* [Stated exercise] Format every line of the records below as a numbered list, skipping any blank lines, and leave the pictures out of your answer.

* * * * * * * * *

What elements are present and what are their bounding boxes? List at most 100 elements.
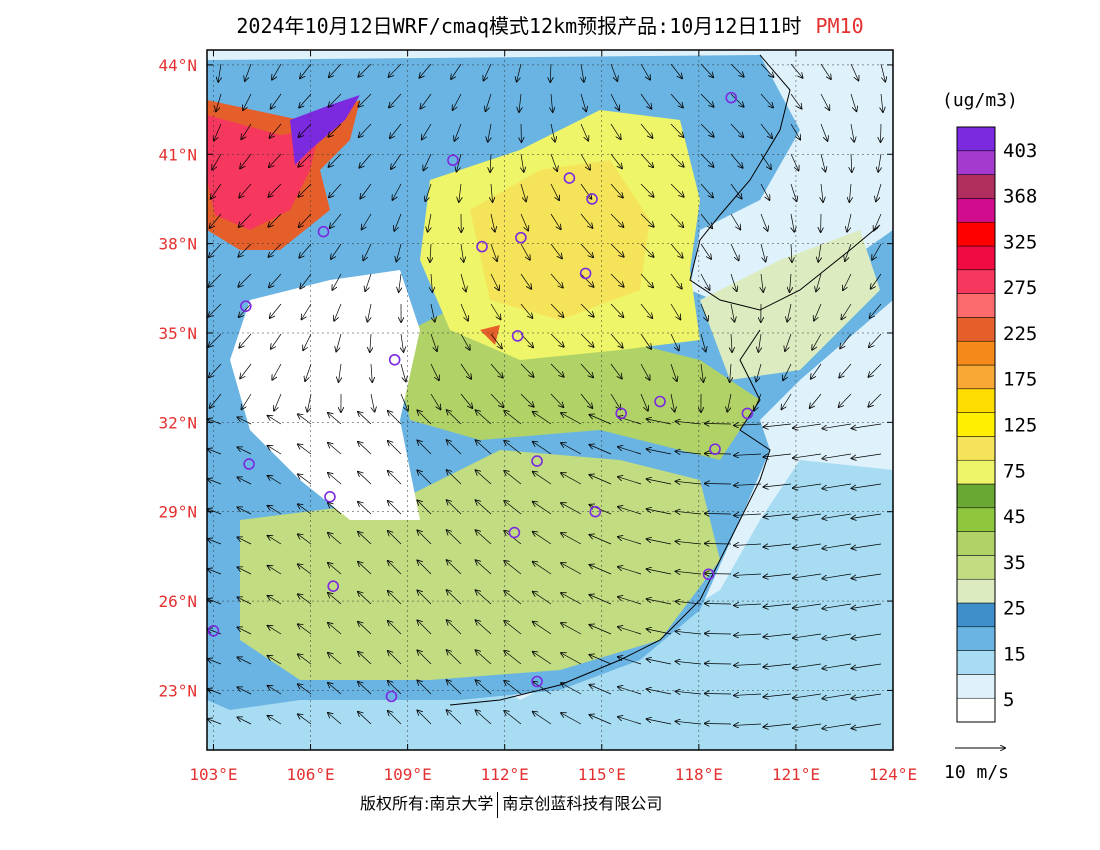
wind-arrow (676, 571, 702, 574)
wind-arrow (394, 213, 402, 231)
wind-arrow (360, 183, 372, 198)
wind-arrow (358, 412, 372, 425)
longitude-labels: 103°E 106°E 109°E 112°E 115°E 118°E 121°E 124°E (189, 50, 917, 784)
wind-arrow (447, 530, 462, 545)
wind-arrow (793, 423, 822, 428)
wind-arrow (484, 63, 492, 80)
wind-arrow (533, 682, 552, 695)
yellow-core (470, 160, 650, 320)
wind-arrow (268, 596, 282, 605)
wind-arrow (240, 363, 252, 378)
city-marker (388, 353, 401, 366)
wind-arrow (245, 63, 252, 81)
colorbar-label: 45 (1003, 506, 1026, 528)
wind-arrow (520, 213, 528, 231)
wind-arrow (298, 534, 312, 545)
wind-arrow (430, 393, 440, 409)
wind-arrow (388, 531, 402, 545)
wind-arrow (839, 363, 852, 378)
wind-arrow (359, 123, 372, 137)
wind-arrow (504, 591, 522, 605)
colorbar-label: 125 (1003, 415, 1037, 437)
colorbar-segment (956, 198, 996, 223)
wind-arrow (852, 723, 882, 728)
wind-arrow (400, 363, 406, 381)
wind-arrow (216, 93, 222, 111)
city-marker (476, 240, 488, 253)
wind-arrow (268, 716, 282, 725)
wind-arrow (790, 93, 802, 109)
colorbar-label: 403 (1003, 140, 1037, 162)
wind-arrow (209, 363, 222, 377)
city-marker (563, 172, 576, 184)
wind-arrow (758, 333, 761, 352)
wind-arrow (298, 564, 312, 575)
wind-arrow (490, 333, 502, 348)
wind-arrow (476, 560, 492, 575)
wind-arrow (580, 363, 593, 377)
wind-arrow (550, 333, 564, 347)
wind-arrow (822, 483, 852, 489)
wind-arrow (298, 474, 312, 485)
wind-arrow (331, 243, 342, 259)
wind-arrow (580, 153, 590, 170)
wind-arrow (820, 93, 829, 110)
city-marker (243, 458, 255, 470)
wind-arrow (790, 63, 803, 78)
wind-arrow (238, 477, 252, 485)
wind-arrow (520, 183, 526, 201)
wind-arrow (561, 533, 582, 545)
wind-arrow (618, 567, 642, 575)
wind-arrow (550, 63, 551, 82)
wind-arrow (670, 183, 684, 197)
city-marker (327, 580, 339, 592)
wind-arrow (640, 303, 652, 318)
wind-arrow (238, 243, 252, 257)
wind-arrow (764, 574, 792, 577)
wind-arrow (208, 509, 222, 515)
wind-arrow (760, 63, 773, 77)
wind-arrow (550, 393, 563, 407)
wind-arrow (561, 593, 582, 605)
wind-arrow (872, 243, 882, 260)
wind-arrow (504, 471, 522, 485)
wind-arrow (589, 625, 612, 635)
wind-arrow (447, 410, 462, 425)
wind-arrow (388, 651, 402, 665)
wind-arrow (268, 446, 282, 455)
wind-arrow (521, 153, 524, 172)
wind-arrow (298, 153, 312, 167)
wind-arrow (476, 590, 492, 605)
colorbar-label: 368 (1003, 186, 1037, 208)
wind-arrow (610, 183, 623, 198)
wind-arrow (298, 594, 312, 605)
wind-arrow (447, 470, 462, 485)
wind-arrow (852, 633, 882, 638)
wind-arrow (610, 243, 624, 257)
wind-arrow (490, 213, 495, 232)
wind-arrow (700, 183, 713, 197)
wind-arrow (328, 653, 342, 665)
wind-arrow (730, 363, 731, 382)
wind-arrow (580, 243, 593, 257)
wind-arrow (328, 533, 342, 545)
wind-arrow (240, 153, 252, 168)
wind-arrow (640, 153, 653, 167)
wind-arrow (820, 153, 825, 171)
wind-arrow (700, 273, 710, 290)
wind-arrow (388, 681, 402, 695)
wind-arrow (447, 560, 462, 575)
wind-arrow (840, 333, 852, 348)
wind-arrow (843, 273, 852, 290)
wind-arrow (640, 333, 651, 349)
wind-arrow (417, 590, 432, 605)
wind-arrow (580, 303, 594, 317)
wind-arrow (764, 664, 792, 667)
wind-arrow (460, 393, 472, 408)
wind-arrow (589, 595, 612, 605)
wind-arrow (670, 363, 677, 381)
wind-reference-label: 10 m/s (944, 762, 1010, 783)
wind-arrow (238, 417, 252, 425)
wind-arrow (417, 410, 432, 425)
wind-arrow (618, 447, 642, 455)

* * * * * * * * *

* [Worked answer]
1. What elements are present and what are their bounding boxes? List at most 100 elements.
2. wind-arrow (676, 571, 702, 574)
3. wind-arrow (394, 213, 402, 231)
4. wind-arrow (360, 183, 372, 198)
5. wind-arrow (358, 412, 372, 425)
6. longitude-labels: 103°E 106°E 109°E 112°E 115°E 118°E 121°E 124°E (189, 50, 917, 784)
7. wind-arrow (447, 530, 462, 545)
8. wind-arrow (793, 423, 822, 428)
9. wind-arrow (484, 63, 492, 80)
10. wind-arrow (533, 682, 552, 695)
11. yellow-core (470, 160, 650, 320)
12. wind-arrow (268, 596, 282, 605)
13. wind-arrow (240, 363, 252, 378)
14. city-marker (388, 353, 401, 366)
15. wind-arrow (245, 63, 252, 81)
16. colorbar-label: 45 (1003, 506, 1026, 528)
17. wind-arrow (520, 213, 528, 231)
18. wind-arrow (298, 534, 312, 545)
19. wind-arrow (430, 393, 440, 409)
20. wind-arrow (388, 531, 402, 545)
21. wind-arrow (839, 363, 852, 378)
22. wind-arrow (359, 123, 372, 137)
23. wind-arrow (504, 591, 522, 605)
24. colorbar-label: 125 (1003, 415, 1037, 437)
25. colorbar-segment (956, 198, 996, 223)
26. wind-arrow (852, 723, 882, 728)
27. wind-arrow (400, 363, 406, 381)
28. wind-arrow (216, 93, 222, 111)
29. city-marker (476, 240, 488, 253)
30. wind-arrow (268, 716, 282, 725)
31. wind-arrow (790, 93, 802, 109)
32. colorbar-label: 403 (1003, 140, 1037, 162)
33. wind-arrow (209, 363, 222, 377)
34. city-marker (563, 172, 576, 184)
35. wind-arrow (758, 333, 761, 352)
36. wind-arrow (298, 564, 312, 575)
37. wind-arrow (490, 333, 502, 348)
38. wind-arrow (476, 560, 492, 575)
39. wind-arrow (580, 363, 593, 377)
40. wind-arrow (550, 333, 564, 347)
41. wind-arrow (822, 483, 852, 489)
42. wind-arrow (298, 474, 312, 485)
43. wind-arrow (331, 243, 342, 259)
44. wind-arrow (580, 153, 590, 170)
45. wind-arrow (820, 93, 829, 110)
46. city-marker (243, 458, 255, 470)
47. wind-arrow (790, 63, 803, 78)
48. wind-arrow (238, 477, 252, 485)
49. wind-arrow (520, 183, 526, 201)
50. wind-arrow (561, 533, 582, 545)
51. wind-arrow (618, 567, 642, 575)
52. wind-arrow (550, 63, 551, 82)
53. wind-arrow (670, 183, 684, 197)
54. city-marker (327, 580, 339, 592)
55. wind-arrow (640, 303, 652, 318)
56. wind-arrow (238, 243, 252, 257)
57. wind-arrow (764, 574, 792, 577)
58. wind-arrow (208, 509, 222, 515)
59. wind-arrow (760, 63, 773, 77)
60. wind-arrow (550, 393, 563, 407)
61. wind-arrow (561, 593, 582, 605)
62. wind-arrow (872, 243, 882, 260)
63. wind-arrow (504, 471, 522, 485)
64. wind-arrow (589, 625, 612, 635)
65. wind-arrow (447, 410, 462, 425)
66. wind-arrow (388, 651, 402, 665)
67. wind-arrow (268, 446, 282, 455)
68. wind-arrow (521, 153, 524, 172)
69. wind-arrow (298, 153, 312, 167)
70. wind-arrow (476, 590, 492, 605)
71. colorbar-label: 368 (1003, 186, 1037, 208)
72. wind-arrow (610, 183, 623, 198)
73. wind-arrow (298, 594, 312, 605)
74. wind-arrow (447, 470, 462, 485)
75. wind-arrow (852, 633, 882, 638)
76. wind-arrow (610, 243, 624, 257)
77. wind-arrow (490, 213, 495, 232)
78. wind-arrow (700, 183, 713, 197)
79. wind-arrow (328, 653, 342, 665)
80. wind-arrow (730, 363, 731, 382)
81. wind-arrow (580, 243, 593, 257)
82. wind-arrow (328, 533, 342, 545)
83. wind-arrow (240, 153, 252, 168)
84. wind-arrow (640, 153, 653, 167)
85. wind-arrow (820, 153, 825, 171)
86. wind-arrow (700, 273, 710, 290)
87. wind-arrow (388, 681, 402, 695)
88. wind-arrow (447, 560, 462, 575)
89. wind-arrow (840, 333, 852, 348)
90. wind-arrow (843, 273, 852, 290)
91. wind-arrow (640, 333, 651, 349)
92. wind-arrow (417, 590, 432, 605)
93. wind-arrow (580, 303, 594, 317)
94. wind-arrow (764, 664, 792, 667)
95. wind-arrow (460, 393, 472, 408)
96. wind-arrow (589, 595, 612, 605)
97. wind-arrow (670, 363, 677, 381)
98. wind-reference-label: 10 m/s (944, 762, 1010, 783)
99. wind-arrow (238, 417, 252, 425)
100. wind-arrow (417, 410, 432, 425)
101. wind-arrow (618, 447, 642, 455)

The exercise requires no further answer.